Strahan v. Department of Homeland Security, Secretary et al
Filing
26
///ORDER granting 16 Motion to Dismiss. Defendants' motion to dismiss the complaint is GRANTED. This dismissal is without prejudice to Strahan filing a new citizen suit that complies with the 60-day notice requirement. All remaining motions are denied as moot. The clerk shall enter judgment accordingly and close the case. So Ordered by Chief Judge Joseph N. Laplante.(jb)
UNITED STATES DISTRICT COURT
DISTRICT OF NEW HAMPSHIRE
Richard Maximus Strahan
v.
Civil No. 18-cv-161-JL
Opinion No. 2018 DNH 168
Kirstjen Nielsen, in her
official capacity as the
Secretary of Homeland Security
and the Department of Homeland
Security, et al.

*Records*
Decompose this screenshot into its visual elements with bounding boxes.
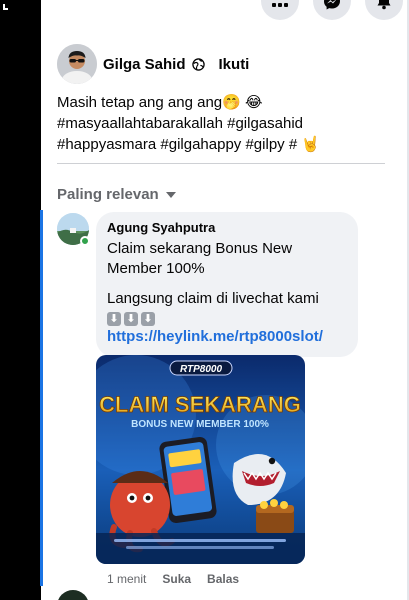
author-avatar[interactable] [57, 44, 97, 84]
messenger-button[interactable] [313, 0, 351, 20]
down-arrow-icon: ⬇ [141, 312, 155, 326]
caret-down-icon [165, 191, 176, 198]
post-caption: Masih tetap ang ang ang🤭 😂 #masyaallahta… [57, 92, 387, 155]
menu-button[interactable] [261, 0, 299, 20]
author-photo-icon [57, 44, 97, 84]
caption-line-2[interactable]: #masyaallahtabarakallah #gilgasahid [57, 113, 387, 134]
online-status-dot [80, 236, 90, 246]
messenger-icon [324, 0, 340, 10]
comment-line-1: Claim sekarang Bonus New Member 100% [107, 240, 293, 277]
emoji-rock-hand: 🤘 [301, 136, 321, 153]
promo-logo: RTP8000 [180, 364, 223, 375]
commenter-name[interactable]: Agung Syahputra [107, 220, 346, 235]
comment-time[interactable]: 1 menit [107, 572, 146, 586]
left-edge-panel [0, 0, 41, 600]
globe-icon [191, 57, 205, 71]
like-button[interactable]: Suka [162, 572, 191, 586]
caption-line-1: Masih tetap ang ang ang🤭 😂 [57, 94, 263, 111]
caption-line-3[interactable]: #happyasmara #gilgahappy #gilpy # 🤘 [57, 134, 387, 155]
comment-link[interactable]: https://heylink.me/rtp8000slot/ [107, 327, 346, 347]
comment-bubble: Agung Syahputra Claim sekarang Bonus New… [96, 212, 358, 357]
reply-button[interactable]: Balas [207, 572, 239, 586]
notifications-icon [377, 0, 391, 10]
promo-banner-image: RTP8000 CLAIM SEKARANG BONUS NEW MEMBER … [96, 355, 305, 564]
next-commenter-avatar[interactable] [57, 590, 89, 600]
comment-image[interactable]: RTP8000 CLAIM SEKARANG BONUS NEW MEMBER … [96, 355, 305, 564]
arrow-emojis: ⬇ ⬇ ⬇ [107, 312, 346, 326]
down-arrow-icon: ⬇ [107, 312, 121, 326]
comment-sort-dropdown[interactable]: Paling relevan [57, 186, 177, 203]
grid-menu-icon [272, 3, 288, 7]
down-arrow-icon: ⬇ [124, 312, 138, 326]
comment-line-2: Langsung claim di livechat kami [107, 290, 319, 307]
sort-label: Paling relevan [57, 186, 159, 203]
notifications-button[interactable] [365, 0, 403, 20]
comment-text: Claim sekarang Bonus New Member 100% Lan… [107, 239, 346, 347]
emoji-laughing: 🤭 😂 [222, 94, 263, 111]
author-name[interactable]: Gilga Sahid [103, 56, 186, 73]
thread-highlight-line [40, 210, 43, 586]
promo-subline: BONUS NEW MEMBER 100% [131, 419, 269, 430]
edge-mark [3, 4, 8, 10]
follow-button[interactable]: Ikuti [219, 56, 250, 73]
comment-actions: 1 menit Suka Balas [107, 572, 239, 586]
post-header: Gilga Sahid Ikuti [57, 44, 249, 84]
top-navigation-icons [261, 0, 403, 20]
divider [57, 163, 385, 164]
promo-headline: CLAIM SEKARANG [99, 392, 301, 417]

*Tasks for this exercise*
a: Answer these questions about the court filing:
(i) Which judge ordered the dismissal?
(ii) What is the civil case number?
(iii) How many days of notice must a new citizen suit satisfy?
b: From the records, return without any change the stretch of lines from the one containing "author-avatar[interactable] [57, 44, 97, 84]" through the one containing "edge-mark [3, 4, 8, 10]", including both.
The court filing and the records have no connection to each other.

*Responses in order*
a:
(i) Chief Judge Joseph N. Laplante
(ii) 18-cv-161-JL
(iii) 60 days

b:
author-avatar[interactable] [57, 44, 97, 84]
messenger-button[interactable] [313, 0, 351, 20]
down-arrow-icon: ⬇ [141, 312, 155, 326]
caret-down-icon [165, 191, 176, 198]
post-caption: Masih tetap ang ang ang🤭 😂 #masyaallahta… [57, 92, 387, 155]
menu-button[interactable] [261, 0, 299, 20]
author-photo-icon [57, 44, 97, 84]
caption-line-2[interactable]: #masyaallahtabarakallah #gilgasahid [57, 113, 387, 134]
online-status-dot [80, 236, 90, 246]
messenger-icon [324, 0, 340, 10]
comment-line-1: Claim sekarang Bonus New Member 100% [107, 240, 293, 277]
emoji-rock-hand: 🤘 [301, 136, 321, 153]
promo-logo: RTP8000 [180, 364, 223, 375]
commenter-name[interactable]: Agung Syahputra [107, 220, 346, 235]
comment-time[interactable]: 1 menit [107, 572, 146, 586]
left-edge-panel [0, 0, 41, 600]
globe-icon [191, 57, 205, 71]
like-button[interactable]: Suka [162, 572, 191, 586]
caption-line-1: Masih tetap ang ang ang🤭 😂 [57, 94, 263, 111]
caption-line-3[interactable]: #happyasmara #gilgahappy #gilpy # 🤘 [57, 134, 387, 155]
comment-link[interactable]: https://heylink.me/rtp8000slot/ [107, 327, 346, 347]
comment-bubble: Agung Syahputra Claim sekarang Bonus New… [96, 212, 358, 357]
reply-button[interactable]: Balas [207, 572, 239, 586]
notifications-icon [377, 0, 391, 10]
promo-banner-image: RTP8000 CLAIM SEKARANG BONUS NEW MEMBER … [96, 355, 305, 564]
next-commenter-avatar[interactable] [57, 590, 89, 600]
comment-image[interactable]: RTP8000 CLAIM SEKARANG BONUS NEW MEMBER … [96, 355, 305, 564]
arrow-emojis: ⬇ ⬇ ⬇ [107, 312, 346, 326]
down-arrow-icon: ⬇ [107, 312, 121, 326]
comment-sort-dropdown[interactable]: Paling relevan [57, 186, 177, 203]
grid-menu-icon [272, 3, 288, 7]
down-arrow-icon: ⬇ [124, 312, 138, 326]
comment-line-2: Langsung claim di livechat kami [107, 290, 319, 307]
sort-label: Paling relevan [57, 186, 159, 203]
notifications-button[interactable] [365, 0, 403, 20]
comment-text: Claim sekarang Bonus New Member 100% Lan… [107, 239, 346, 347]
emoji-laughing: 🤭 😂 [222, 94, 263, 111]
author-name[interactable]: Gilga Sahid [103, 56, 186, 73]
thread-highlight-line [40, 210, 43, 586]
promo-subline: BONUS NEW MEMBER 100% [131, 419, 269, 430]
edge-mark [3, 4, 8, 10]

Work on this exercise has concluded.